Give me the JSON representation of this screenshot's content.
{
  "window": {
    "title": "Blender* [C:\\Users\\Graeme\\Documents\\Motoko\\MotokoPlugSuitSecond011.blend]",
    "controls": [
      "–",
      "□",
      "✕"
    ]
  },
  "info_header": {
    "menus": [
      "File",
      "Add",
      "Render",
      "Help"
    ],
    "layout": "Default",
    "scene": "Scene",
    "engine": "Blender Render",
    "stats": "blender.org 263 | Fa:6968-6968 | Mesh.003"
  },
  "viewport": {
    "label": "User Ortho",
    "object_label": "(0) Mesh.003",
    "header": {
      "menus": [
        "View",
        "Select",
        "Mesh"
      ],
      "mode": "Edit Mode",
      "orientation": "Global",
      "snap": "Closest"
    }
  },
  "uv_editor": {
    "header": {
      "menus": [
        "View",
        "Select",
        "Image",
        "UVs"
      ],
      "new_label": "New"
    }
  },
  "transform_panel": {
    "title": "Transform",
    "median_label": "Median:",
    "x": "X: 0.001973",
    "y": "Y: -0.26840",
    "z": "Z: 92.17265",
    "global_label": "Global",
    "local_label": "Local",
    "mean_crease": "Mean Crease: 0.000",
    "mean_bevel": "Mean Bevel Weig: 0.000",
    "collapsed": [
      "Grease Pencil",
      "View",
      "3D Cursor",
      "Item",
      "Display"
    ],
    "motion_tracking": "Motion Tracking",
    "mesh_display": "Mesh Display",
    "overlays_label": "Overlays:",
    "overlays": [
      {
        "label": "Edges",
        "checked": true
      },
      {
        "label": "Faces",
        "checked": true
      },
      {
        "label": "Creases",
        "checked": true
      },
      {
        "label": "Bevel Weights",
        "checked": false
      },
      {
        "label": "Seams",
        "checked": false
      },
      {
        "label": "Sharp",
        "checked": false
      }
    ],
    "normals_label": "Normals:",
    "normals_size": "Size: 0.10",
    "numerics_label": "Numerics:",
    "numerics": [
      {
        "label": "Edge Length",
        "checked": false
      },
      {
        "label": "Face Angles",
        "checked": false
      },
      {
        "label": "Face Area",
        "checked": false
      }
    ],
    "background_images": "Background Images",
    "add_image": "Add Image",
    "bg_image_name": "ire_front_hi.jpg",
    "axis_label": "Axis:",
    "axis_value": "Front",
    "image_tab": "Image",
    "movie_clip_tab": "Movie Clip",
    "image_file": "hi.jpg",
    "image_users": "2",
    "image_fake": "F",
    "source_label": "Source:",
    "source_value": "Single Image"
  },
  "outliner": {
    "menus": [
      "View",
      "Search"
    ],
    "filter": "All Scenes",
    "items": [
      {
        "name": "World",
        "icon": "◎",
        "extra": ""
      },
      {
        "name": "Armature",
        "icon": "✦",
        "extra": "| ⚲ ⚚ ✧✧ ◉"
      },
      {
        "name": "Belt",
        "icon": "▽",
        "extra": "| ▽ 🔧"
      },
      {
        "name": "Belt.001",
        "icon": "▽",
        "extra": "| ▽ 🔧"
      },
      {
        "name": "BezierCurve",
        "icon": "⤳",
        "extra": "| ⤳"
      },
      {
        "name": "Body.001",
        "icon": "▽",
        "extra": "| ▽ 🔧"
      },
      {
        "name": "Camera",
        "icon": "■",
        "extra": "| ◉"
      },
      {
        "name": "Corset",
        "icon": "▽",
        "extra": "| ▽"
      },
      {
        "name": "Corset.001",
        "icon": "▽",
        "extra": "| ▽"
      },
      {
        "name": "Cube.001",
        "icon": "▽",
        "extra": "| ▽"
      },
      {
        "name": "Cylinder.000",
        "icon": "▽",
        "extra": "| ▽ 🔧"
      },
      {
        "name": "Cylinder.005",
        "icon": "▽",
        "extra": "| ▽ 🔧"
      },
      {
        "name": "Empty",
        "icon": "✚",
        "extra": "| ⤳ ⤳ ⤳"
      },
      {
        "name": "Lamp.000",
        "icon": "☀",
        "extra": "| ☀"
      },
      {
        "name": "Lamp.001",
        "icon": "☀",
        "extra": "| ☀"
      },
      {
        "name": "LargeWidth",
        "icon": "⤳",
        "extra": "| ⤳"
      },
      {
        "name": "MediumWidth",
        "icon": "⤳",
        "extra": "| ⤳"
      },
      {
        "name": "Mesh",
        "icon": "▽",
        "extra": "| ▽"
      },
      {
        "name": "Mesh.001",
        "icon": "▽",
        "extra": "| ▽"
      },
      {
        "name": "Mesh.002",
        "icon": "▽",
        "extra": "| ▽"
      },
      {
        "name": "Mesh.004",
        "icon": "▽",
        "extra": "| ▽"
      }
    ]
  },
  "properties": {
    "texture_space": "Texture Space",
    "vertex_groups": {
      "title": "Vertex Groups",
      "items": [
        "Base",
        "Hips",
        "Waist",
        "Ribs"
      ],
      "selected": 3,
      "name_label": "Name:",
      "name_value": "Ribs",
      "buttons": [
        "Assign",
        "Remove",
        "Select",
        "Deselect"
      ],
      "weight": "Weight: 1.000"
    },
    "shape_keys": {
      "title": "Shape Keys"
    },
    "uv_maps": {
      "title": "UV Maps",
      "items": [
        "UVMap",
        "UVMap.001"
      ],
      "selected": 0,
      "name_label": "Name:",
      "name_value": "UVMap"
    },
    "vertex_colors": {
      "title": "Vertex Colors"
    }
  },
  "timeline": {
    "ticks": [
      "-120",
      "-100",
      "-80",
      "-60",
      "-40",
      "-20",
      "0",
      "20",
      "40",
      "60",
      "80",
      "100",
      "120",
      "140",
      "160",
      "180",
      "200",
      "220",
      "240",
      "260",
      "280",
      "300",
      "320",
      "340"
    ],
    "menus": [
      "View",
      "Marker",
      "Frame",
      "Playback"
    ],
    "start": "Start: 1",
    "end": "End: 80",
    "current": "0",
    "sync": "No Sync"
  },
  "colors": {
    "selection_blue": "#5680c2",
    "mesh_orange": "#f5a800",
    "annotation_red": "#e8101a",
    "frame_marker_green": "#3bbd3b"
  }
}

◇ ◇ ◇ ◇ ◇ ◇ ◇

### The problem
Give an exact copy of all the data shown above.

### Correct response
Give me the JSON representation of this screenshot's content.
{
  "window": {
    "title": "Blender* [C:\\Users\\Graeme\\Documents\\Motoko\\MotokoPlugSuitSecond011.blend]",
    "controls": [
      "–",
      "□",
      "✕"
    ]
  },
  "info_header": {
    "menus": [
      "File",
      "Add",
      "Render",
      "Help"
    ],
    "layout": "Default",
    "scene": "Scene",
    "engine": "Blender Render",
    "stats": "blender.org 263 | Fa:6968-6968 | Mesh.003"
  },
  "viewport": {
    "label": "User Ortho",
    "object_label": "(0) Mesh.003",
    "header": {
      "menus": [
        "View",
        "Select",
        "Mesh"
      ],
      "mode": "Edit Mode",
      "orientation": "Global",
      "snap": "Closest"
    }
  },
  "uv_editor": {
    "header": {
      "menus": [
        "View",
        "Select",
        "Image",
        "UVs"
      ],
      "new_label": "New"
    }
  },
  "transform_panel": {
    "title": "Transform",
    "median_label": "Median:",
    "x": "X: 0.001973",
    "y": "Y: -0.26840",
    "z": "Z: 92.17265",
    "global_label": "Global",
    "local_label": "Local",
    "mean_crease": "Mean Crease: 0.000",
    "mean_bevel": "Mean Bevel Weig: 0.000",
    "collapsed": [
      "Grease Pencil",
      "View",
      "3D Cursor",
      "Item",
      "Display"
    ],
    "motion_tracking": "Motion Tracking",
    "mesh_display": "Mesh Display",
    "overlays_label": "Overlays:",
    "overlays": [
      {
        "label": "Edges",
        "checked": true
      },
      {
        "label": "Faces",
        "checked": true
      },
      {
        "label": "Creases",
        "checked": true
      },
      {
        "label": "Bevel Weights",
        "checked": false
      },
      {
        "label": "Seams",
        "checked": false
      },
      {
        "label": "Sharp",
        "checked": false
      }
    ],
    "normals_label": "Normals:",
    "normals_size": "Size: 0.10",
    "numerics_label": "Numerics:",
    "numerics": [
      {
        "label": "Edge Length",
        "checked": false
      },
      {
        "label": "Face Angles",
        "checked": false
      },
      {
        "label": "Face Area",
        "checked": false
      }
    ],
    "background_images": "Background Images",
    "add_image": "Add Image",
    "bg_image_name": "ire_front_hi.jpg",
    "axis_label": "Axis:",
    "axis_value": "Front",
    "image_tab": "Image",
    "movie_clip_tab": "Movie Clip",
    "image_file": "hi.jpg",
    "image_users": "2",
    "image_fake": "F",
    "source_label": "Source:",
    "source_value": "Single Image"
  },
  "outliner": {
    "menus": [
      "View",
      "Search"
    ],
    "filter": "All Scenes",
    "items": [
      {
        "name": "World",
        "icon": "◎",
        "extra": ""
      },
      {
        "name": "Armature",
        "icon": "✦",
        "extra": "| ⚲ ⚚ ✧✧ ◉"
      },
      {
        "name": "Belt",
        "icon": "▽",
        "extra": "| ▽ 🔧"
      },
      {
        "name": "Belt.001",
        "icon": "▽",
        "extra": "| ▽ 🔧"
      },
      {
        "name": "BezierCurve",
        "icon": "⤳",
        "extra": "| ⤳"
      },
      {
        "name": "Body.001",
        "icon": "▽",
        "extra": "| ▽ 🔧"
      },
      {
        "name": "Camera",
        "icon": "■",
        "extra": "| ◉"
      },
      {
        "name": "Corset",
        "icon": "▽",
        "extra": "| ▽"
      },
      {
        "name": "Corset.001",
        "icon": "▽",
        "extra": "| ▽"
      },
      {
        "name": "Cube.001",
        "icon": "▽",
        "extra": "| ▽"
      },
      {
        "name": "Cylinder.000",
        "icon": "▽",
        "extra": "| ▽ 🔧"
      },
      {
        "name": "Cylinder.005",
        "icon": "▽",
        "extra": "| ▽ 🔧"
      },
      {
        "name": "Empty",
        "icon": "✚",
        "extra": "| ⤳ ⤳ ⤳"
      },
      {
        "name": "Lamp.000",
        "icon": "☀",
        "extra": "| ☀"
      },
      {
        "name": "Lamp.001",
        "icon": "☀",
        "extra": "| ☀"
      },
      {
        "name": "LargeWidth",
        "icon": "⤳",
        "extra": "| ⤳"
      },
      {
        "name": "MediumWidth",
        "icon": "⤳",
        "extra": "| ⤳"
      },
      {
        "name": "Mesh",
        "icon": "▽",
        "extra": "| ▽"
      },
      {
        "name": "Mesh.001",
        "icon": "▽",
        "extra": "| ▽"
      },
      {
        "name": "Mesh.002",
        "icon": "▽",
        "extra": "| ▽"
      },
      {
        "name": "Mesh.004",
        "icon": "▽",
        "extra": "| ▽"
      }
    ]
  },
  "properties": {
    "texture_space": "Texture Space",
    "vertex_groups": {
      "title": "Vertex Groups",
      "items": [
        "Base",
        "Hips",
        "Waist",
        "Ribs"
      ],
      "selected": 3,
      "name_label": "Name:",
      "name_value": "Ribs",
      "buttons": [
        "Assign",
        "Remove",
        "Select",
        "Deselect"
      ],
      "weight": "Weight: 1.000"
    },
    "shape_keys": {
      "title": "Shape Keys"
    },
    "uv_maps": {
      "title": "UV Maps",
      "items": [
        "UVMap",
        "UVMap.001"
      ],
      "selected": 0,
      "name_label": "Name:",
      "name_value": "UVMap"
    },
    "vertex_colors": {
      "title": "Vertex Colors"
    }
  },
  "timeline": {
    "ticks": [
      "-120",
      "-100",
      "-80",
      "-60",
      "-40",
      "-20",
      "0",
      "20",
      "40",
      "60",
      "80",
      "100",
      "120",
      "140",
      "160",
      "180",
      "200",
      "220",
      "240",
      "260",
      "280",
      "300",
      "320",
      "340"
    ],
    "menus": [
      "View",
      "Marker",
      "Frame",
      "Playback"
    ],
    "start": "Start: 1",
    "end": "End: 80",
    "current": "0",
    "sync": "No Sync"
  },
  "colors": {
    "selection_blue": "#5680c2",
    "mesh_orange": "#f5a800",
    "annotation_red": "#e8101a",
    "frame_marker_green": "#3bbd3b"
  }
}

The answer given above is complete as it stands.